Return every line from the records below with the string "their".

Records excerpted from a collection
'''
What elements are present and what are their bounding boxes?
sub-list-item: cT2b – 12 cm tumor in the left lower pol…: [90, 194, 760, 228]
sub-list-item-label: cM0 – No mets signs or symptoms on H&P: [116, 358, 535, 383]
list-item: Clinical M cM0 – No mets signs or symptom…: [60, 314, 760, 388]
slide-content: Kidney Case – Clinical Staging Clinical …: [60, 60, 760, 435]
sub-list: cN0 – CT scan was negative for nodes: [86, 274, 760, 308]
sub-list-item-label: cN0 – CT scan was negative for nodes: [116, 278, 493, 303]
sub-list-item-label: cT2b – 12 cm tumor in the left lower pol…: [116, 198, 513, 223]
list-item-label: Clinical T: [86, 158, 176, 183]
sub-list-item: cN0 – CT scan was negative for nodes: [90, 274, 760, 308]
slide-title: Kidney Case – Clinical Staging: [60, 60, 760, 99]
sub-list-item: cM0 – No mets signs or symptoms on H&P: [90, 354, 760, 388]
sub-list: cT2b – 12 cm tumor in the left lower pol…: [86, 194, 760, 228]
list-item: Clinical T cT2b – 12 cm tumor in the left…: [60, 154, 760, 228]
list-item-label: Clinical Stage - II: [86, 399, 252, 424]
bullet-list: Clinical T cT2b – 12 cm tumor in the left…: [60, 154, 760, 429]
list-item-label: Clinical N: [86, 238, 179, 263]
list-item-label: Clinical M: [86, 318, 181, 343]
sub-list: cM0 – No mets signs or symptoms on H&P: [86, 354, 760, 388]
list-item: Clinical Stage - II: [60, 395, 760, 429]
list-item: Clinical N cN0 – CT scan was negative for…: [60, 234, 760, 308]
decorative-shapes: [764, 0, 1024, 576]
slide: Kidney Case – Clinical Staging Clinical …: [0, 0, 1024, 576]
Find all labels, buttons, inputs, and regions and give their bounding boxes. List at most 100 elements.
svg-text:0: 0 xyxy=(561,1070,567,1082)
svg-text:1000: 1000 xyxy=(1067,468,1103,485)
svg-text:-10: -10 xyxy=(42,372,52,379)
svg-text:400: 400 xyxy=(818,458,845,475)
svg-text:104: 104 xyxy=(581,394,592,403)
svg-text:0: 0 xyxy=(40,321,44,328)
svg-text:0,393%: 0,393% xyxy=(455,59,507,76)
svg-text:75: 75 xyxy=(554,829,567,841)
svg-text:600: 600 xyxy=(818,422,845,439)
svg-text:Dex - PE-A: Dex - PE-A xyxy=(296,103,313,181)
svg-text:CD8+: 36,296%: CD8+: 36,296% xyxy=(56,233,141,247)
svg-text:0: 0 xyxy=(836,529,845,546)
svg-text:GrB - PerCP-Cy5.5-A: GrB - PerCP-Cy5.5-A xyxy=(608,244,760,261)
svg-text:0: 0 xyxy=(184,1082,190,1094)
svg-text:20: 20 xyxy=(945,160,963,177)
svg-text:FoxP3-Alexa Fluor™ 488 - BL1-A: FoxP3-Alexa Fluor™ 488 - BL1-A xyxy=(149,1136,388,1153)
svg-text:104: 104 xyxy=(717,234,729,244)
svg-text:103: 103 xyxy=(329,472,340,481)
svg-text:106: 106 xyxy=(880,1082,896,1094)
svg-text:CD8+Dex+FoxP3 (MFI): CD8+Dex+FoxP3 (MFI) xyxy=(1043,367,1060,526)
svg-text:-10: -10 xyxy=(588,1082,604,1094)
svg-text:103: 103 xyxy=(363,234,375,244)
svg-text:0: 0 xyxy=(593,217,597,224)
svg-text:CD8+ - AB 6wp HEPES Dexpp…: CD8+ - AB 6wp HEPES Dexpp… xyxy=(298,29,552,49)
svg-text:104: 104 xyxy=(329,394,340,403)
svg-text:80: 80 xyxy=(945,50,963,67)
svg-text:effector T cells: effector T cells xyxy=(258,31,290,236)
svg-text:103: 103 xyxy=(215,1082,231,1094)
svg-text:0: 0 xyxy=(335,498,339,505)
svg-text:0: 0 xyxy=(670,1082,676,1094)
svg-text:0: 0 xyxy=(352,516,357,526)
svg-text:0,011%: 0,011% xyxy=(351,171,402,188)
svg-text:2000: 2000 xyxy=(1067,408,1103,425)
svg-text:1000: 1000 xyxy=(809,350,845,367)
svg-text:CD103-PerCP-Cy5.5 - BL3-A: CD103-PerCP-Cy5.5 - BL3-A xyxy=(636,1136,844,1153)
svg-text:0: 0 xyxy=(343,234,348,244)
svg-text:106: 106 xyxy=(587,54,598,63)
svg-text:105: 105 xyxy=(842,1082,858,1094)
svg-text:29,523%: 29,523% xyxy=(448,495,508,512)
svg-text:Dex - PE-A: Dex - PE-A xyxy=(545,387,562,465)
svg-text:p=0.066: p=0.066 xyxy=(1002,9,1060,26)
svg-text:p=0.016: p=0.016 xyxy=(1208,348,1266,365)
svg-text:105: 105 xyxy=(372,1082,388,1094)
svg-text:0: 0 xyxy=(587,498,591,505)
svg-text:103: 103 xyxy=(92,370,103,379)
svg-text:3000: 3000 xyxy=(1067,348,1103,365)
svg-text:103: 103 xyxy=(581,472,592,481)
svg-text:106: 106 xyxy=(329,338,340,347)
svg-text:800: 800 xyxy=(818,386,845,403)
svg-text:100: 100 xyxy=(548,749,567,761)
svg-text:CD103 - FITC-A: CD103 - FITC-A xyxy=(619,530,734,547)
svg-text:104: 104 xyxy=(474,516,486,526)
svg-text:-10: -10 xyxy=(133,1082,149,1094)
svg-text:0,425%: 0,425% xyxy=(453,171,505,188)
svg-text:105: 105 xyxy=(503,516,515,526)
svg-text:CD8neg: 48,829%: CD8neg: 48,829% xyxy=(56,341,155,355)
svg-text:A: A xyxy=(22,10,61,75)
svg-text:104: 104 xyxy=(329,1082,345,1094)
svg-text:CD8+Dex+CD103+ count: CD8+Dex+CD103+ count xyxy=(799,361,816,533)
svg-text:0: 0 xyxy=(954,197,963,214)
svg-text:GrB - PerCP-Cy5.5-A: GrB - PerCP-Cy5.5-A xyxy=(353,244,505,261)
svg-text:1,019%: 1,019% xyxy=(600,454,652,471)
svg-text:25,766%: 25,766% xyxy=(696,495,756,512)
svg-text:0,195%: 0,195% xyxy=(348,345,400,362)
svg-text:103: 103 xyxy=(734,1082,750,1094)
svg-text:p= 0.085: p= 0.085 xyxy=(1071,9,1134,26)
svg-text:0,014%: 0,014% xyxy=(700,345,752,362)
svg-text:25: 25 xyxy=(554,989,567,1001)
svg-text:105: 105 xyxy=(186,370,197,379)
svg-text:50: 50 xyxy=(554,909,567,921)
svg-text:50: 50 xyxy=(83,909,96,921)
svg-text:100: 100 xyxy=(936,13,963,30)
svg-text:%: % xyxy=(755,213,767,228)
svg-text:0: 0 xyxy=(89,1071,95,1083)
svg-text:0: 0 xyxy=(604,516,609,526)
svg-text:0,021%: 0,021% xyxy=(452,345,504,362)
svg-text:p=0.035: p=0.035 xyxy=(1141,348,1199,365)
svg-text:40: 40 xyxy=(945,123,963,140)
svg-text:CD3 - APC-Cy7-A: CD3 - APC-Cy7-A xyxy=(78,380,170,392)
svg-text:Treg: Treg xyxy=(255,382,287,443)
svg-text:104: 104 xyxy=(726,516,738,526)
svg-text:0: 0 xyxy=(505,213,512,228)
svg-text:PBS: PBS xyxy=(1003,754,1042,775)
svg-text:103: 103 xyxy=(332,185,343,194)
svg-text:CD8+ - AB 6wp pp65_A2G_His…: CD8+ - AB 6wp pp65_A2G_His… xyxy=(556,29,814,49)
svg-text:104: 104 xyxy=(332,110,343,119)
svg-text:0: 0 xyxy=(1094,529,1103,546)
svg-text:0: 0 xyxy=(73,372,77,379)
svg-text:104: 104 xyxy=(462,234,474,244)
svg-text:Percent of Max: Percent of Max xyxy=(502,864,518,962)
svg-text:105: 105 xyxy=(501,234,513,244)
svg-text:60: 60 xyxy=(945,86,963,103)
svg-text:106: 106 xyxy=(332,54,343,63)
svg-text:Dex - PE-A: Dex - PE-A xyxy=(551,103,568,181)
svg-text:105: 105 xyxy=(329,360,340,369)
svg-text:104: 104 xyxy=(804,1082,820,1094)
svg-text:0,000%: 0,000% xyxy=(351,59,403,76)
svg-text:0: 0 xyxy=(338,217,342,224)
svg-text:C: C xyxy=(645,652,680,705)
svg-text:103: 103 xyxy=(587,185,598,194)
'''
Output below:
What elements are present and what are their bounding boxes?
Find all labels, buttons, inputs, and regions and give their bounding boxes. List at most 100 elements.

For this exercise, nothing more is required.